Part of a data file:
>>>>>

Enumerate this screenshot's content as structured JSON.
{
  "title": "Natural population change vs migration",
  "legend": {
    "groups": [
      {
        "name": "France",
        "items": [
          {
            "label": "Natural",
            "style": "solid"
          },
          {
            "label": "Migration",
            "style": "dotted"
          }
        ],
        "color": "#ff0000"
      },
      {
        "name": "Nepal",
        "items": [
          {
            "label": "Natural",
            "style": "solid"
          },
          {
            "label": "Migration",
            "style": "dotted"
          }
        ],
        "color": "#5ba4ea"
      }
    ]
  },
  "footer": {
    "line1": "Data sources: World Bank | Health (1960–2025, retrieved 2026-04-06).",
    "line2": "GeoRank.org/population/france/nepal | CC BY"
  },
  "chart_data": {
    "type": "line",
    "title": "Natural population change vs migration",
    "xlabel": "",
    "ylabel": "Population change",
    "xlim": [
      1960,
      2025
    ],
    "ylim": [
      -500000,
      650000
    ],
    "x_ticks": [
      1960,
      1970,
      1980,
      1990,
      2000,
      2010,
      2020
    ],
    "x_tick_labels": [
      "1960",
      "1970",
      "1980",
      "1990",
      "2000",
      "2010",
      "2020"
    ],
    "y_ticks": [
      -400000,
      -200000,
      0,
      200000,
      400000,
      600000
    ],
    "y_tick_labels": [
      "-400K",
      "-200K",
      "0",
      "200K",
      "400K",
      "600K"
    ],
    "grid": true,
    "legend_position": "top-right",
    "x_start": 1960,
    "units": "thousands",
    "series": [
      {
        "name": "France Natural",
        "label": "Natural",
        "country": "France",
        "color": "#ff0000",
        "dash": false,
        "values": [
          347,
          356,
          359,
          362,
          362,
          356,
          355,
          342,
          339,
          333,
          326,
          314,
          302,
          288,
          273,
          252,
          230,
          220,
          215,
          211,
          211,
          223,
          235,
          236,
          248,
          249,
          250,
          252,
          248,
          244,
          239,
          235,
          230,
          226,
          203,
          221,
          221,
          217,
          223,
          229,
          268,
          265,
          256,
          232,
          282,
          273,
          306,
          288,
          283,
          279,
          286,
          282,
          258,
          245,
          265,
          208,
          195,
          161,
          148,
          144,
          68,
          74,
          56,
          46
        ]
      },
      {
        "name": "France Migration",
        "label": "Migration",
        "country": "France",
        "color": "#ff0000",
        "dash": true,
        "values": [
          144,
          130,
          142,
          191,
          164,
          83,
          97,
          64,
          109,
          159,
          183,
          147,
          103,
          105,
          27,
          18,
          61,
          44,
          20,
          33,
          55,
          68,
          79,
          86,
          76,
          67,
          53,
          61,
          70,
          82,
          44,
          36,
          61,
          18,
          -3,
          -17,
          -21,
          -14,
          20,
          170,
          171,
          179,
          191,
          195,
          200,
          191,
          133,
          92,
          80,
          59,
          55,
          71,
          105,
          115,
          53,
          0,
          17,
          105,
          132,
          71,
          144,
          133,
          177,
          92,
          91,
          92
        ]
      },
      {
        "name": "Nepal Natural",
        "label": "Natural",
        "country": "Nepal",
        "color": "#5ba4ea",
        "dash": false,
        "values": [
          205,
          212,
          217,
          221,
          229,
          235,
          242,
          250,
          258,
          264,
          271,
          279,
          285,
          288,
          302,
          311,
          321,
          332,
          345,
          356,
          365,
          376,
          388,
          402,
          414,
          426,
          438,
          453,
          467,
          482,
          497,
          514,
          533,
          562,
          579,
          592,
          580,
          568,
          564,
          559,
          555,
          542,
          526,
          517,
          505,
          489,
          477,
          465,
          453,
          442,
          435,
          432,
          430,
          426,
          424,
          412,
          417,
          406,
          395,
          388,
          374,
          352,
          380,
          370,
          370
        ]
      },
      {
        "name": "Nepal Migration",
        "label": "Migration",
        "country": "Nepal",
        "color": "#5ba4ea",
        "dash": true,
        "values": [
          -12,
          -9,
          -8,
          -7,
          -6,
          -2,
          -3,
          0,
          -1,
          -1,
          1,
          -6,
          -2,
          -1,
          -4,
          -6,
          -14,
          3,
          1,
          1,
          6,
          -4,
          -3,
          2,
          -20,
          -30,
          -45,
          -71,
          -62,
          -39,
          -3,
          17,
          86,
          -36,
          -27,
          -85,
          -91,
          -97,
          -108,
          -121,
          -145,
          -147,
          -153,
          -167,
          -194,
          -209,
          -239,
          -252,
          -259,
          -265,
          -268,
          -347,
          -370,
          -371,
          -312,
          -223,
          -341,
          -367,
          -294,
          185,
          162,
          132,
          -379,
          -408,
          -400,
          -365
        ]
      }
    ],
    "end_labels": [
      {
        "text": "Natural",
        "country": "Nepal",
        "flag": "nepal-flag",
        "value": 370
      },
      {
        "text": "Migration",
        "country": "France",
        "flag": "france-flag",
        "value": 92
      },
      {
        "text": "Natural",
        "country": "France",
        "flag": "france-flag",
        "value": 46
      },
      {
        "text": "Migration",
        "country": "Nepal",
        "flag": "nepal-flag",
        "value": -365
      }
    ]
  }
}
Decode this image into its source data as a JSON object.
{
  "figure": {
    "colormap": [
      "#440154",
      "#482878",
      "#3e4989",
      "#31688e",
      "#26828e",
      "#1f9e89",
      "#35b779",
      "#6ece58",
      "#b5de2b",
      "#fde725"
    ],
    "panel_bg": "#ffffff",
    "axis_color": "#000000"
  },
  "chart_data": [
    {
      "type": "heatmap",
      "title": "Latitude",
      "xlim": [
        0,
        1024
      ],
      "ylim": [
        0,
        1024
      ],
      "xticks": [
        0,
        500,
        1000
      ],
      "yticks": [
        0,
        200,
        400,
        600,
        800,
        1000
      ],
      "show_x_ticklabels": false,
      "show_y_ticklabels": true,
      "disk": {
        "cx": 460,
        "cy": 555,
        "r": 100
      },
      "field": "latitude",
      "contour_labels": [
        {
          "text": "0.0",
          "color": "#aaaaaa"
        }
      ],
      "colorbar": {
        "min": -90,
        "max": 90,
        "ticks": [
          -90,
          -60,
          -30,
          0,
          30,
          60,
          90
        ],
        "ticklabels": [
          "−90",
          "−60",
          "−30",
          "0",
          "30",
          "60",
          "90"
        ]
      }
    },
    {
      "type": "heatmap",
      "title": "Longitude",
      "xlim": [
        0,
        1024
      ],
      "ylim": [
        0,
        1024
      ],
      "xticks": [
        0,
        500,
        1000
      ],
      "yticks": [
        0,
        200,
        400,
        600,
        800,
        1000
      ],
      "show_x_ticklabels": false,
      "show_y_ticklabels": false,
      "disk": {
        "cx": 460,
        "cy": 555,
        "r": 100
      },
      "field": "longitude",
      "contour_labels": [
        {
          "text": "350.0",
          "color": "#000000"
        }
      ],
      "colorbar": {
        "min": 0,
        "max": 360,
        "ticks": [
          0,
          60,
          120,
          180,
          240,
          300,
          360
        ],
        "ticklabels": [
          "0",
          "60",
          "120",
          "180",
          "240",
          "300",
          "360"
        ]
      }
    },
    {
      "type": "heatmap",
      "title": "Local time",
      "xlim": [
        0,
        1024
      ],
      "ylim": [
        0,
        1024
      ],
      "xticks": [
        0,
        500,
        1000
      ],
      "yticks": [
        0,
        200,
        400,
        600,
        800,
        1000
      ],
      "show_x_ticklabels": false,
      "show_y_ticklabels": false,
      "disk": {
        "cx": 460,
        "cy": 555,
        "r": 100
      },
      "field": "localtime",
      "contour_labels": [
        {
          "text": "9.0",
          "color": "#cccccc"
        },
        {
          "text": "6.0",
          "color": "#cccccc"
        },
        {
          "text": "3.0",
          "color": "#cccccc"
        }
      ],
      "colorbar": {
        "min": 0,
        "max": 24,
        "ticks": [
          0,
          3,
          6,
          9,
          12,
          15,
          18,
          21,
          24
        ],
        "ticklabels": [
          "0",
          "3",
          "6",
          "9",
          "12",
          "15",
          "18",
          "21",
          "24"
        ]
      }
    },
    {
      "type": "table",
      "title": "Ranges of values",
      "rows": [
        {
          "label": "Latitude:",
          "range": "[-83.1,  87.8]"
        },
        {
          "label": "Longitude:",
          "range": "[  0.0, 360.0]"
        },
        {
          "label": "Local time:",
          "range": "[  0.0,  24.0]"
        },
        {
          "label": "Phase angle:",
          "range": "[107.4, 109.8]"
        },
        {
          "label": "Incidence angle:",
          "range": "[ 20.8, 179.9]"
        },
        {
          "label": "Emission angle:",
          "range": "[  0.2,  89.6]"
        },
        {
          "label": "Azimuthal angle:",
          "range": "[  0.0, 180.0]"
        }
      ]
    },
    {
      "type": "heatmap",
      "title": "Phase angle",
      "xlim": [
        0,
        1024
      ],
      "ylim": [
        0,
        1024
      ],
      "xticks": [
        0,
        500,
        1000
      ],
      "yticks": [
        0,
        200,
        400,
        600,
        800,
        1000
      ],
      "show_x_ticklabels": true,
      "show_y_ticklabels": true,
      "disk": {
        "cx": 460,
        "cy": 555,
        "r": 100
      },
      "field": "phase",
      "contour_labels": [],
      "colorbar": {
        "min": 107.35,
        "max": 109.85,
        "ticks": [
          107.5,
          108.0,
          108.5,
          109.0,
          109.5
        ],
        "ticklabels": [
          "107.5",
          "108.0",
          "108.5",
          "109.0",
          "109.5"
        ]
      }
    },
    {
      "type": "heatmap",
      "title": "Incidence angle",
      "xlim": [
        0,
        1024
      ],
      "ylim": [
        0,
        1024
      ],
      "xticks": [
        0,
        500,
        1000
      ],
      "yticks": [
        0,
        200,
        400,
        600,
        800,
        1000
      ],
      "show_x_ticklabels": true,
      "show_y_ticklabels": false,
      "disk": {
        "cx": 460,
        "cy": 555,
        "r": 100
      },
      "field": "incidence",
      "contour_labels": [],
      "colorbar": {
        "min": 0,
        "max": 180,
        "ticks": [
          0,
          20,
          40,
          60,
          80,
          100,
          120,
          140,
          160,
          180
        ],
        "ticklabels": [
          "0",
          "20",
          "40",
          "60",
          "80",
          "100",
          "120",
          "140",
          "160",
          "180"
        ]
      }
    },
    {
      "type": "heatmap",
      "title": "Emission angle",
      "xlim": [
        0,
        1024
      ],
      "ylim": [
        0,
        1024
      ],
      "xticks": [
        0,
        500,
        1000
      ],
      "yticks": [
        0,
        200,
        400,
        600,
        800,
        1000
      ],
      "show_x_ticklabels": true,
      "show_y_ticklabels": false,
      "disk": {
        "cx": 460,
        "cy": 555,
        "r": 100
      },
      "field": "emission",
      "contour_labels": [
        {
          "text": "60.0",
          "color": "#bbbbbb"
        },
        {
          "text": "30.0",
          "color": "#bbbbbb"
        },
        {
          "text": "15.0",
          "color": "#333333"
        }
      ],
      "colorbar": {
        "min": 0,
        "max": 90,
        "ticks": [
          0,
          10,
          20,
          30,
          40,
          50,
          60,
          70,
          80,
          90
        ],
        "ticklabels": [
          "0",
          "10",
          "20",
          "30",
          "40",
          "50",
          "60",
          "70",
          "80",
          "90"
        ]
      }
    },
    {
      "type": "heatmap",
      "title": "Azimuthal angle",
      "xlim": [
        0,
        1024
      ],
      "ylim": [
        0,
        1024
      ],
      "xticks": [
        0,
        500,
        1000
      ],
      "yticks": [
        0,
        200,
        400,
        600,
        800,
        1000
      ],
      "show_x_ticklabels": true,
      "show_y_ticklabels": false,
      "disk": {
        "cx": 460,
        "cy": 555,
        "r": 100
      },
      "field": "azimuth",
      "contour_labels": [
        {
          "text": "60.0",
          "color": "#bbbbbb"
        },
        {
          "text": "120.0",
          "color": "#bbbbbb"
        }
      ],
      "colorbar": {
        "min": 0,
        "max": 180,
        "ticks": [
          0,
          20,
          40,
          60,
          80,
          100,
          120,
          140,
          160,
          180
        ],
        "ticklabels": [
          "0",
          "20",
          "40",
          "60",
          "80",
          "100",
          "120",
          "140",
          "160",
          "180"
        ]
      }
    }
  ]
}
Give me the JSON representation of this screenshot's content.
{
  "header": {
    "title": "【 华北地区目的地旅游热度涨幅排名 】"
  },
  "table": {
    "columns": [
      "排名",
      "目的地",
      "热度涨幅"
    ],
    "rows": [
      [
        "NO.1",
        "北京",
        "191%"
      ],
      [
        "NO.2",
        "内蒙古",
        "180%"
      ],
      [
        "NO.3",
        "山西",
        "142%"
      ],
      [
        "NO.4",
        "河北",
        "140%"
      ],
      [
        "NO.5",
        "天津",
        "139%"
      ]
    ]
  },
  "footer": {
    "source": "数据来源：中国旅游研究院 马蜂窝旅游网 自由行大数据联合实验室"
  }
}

<<<<<

Goal:
Extract every line that has the string "field" in it.

Solution to the problem:
      "field": "latitude",
      "field": "longitude",
      "field": "localtime",
      "field": "phase",
      "field": "incidence",
      "field": "emission",
      "field": "azimuth",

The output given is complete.